Stored data entries
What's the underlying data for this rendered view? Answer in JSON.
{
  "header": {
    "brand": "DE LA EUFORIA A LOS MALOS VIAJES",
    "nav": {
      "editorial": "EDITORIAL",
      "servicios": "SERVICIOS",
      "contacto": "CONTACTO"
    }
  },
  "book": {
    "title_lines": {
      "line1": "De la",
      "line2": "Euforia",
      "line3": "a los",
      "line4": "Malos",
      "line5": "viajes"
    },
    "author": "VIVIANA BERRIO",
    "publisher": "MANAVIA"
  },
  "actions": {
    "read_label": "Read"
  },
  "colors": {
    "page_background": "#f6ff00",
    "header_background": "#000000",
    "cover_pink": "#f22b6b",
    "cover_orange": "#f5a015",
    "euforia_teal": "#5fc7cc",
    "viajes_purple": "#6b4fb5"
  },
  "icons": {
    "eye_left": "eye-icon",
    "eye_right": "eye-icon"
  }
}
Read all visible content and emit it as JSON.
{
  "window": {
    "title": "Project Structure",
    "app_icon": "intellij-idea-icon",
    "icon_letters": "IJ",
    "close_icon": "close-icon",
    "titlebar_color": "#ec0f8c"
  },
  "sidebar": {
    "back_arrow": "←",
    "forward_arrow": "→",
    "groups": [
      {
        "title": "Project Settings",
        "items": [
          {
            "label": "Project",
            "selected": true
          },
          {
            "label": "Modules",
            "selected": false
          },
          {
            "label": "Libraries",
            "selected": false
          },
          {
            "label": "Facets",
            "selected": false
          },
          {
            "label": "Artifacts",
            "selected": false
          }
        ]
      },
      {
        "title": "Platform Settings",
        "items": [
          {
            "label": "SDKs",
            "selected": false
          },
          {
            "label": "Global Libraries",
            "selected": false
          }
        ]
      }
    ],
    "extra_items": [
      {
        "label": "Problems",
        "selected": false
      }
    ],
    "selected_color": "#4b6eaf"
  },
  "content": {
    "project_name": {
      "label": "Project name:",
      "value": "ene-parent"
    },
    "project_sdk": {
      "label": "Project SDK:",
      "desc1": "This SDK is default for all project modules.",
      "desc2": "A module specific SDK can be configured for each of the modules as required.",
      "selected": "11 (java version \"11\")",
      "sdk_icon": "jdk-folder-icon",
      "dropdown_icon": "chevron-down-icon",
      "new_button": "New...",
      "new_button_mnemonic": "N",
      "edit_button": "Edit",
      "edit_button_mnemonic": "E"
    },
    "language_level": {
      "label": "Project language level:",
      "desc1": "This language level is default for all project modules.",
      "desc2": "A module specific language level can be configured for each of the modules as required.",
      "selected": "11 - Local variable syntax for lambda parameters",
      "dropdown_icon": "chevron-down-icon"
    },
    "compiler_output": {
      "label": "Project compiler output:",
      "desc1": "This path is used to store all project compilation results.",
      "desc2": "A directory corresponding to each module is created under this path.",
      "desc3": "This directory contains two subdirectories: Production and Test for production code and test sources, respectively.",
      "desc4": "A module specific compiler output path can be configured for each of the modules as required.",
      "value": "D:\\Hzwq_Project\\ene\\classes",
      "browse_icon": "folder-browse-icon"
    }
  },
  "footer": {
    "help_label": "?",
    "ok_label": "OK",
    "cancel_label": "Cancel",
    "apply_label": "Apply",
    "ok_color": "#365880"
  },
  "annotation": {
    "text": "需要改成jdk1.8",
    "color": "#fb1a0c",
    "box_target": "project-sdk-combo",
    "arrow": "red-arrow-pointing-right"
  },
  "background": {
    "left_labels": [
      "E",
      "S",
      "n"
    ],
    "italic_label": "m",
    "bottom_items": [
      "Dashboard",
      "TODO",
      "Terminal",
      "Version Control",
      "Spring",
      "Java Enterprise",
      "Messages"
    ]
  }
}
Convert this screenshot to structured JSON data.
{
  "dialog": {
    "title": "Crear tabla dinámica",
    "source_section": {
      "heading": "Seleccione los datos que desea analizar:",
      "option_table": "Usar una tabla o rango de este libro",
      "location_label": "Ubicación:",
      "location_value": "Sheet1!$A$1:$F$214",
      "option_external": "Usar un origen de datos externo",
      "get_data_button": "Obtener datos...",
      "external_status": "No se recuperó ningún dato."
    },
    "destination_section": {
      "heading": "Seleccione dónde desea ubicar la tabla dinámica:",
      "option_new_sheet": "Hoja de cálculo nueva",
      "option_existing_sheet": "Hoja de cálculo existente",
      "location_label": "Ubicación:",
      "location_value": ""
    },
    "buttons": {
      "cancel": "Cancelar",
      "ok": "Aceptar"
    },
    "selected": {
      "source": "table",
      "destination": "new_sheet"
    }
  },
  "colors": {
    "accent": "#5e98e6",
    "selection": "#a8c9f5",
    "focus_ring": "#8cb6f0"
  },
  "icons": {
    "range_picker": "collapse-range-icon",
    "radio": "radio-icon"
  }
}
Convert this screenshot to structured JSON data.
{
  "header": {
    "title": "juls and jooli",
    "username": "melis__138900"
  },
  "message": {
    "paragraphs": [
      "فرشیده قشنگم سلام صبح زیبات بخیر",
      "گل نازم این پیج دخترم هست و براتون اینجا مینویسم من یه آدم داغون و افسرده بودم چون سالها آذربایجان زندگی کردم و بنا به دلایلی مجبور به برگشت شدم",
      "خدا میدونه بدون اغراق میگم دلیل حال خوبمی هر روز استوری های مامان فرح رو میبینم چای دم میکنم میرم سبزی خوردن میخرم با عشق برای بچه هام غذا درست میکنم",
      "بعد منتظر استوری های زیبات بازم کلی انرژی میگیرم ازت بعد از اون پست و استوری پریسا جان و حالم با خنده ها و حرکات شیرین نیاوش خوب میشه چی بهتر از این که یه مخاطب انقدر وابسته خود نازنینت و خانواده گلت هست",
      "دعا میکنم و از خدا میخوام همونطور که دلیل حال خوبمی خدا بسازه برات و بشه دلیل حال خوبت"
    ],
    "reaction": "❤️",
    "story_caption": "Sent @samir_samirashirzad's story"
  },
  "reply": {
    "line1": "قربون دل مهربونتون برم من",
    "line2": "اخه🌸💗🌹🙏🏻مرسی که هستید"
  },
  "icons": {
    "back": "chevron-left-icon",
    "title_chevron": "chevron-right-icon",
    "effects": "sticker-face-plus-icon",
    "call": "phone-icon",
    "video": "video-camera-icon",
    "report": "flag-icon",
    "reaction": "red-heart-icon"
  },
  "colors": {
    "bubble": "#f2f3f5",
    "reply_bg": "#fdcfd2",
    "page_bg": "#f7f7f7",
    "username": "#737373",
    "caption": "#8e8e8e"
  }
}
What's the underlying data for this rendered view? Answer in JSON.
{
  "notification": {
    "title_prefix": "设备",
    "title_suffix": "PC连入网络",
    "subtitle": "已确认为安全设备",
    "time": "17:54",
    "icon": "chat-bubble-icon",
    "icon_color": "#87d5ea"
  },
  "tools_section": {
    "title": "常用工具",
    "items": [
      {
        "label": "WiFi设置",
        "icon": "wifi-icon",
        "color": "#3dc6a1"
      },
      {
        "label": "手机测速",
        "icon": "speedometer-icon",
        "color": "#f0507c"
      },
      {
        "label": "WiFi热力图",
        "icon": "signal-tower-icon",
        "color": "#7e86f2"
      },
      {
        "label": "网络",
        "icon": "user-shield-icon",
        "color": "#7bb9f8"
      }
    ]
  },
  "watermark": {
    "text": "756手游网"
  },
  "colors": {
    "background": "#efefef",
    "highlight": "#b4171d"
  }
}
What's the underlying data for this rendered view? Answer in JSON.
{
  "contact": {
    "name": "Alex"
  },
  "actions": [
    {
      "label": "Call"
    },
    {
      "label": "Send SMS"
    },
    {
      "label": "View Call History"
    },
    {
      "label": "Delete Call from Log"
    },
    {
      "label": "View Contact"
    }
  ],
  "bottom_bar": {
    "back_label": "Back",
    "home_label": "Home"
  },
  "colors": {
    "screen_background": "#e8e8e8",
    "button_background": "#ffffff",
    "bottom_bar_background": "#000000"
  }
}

WORK TO DO
Report the number of lines in the listing above that include the word "configured", and nothing else.

TASK RESPONSE
3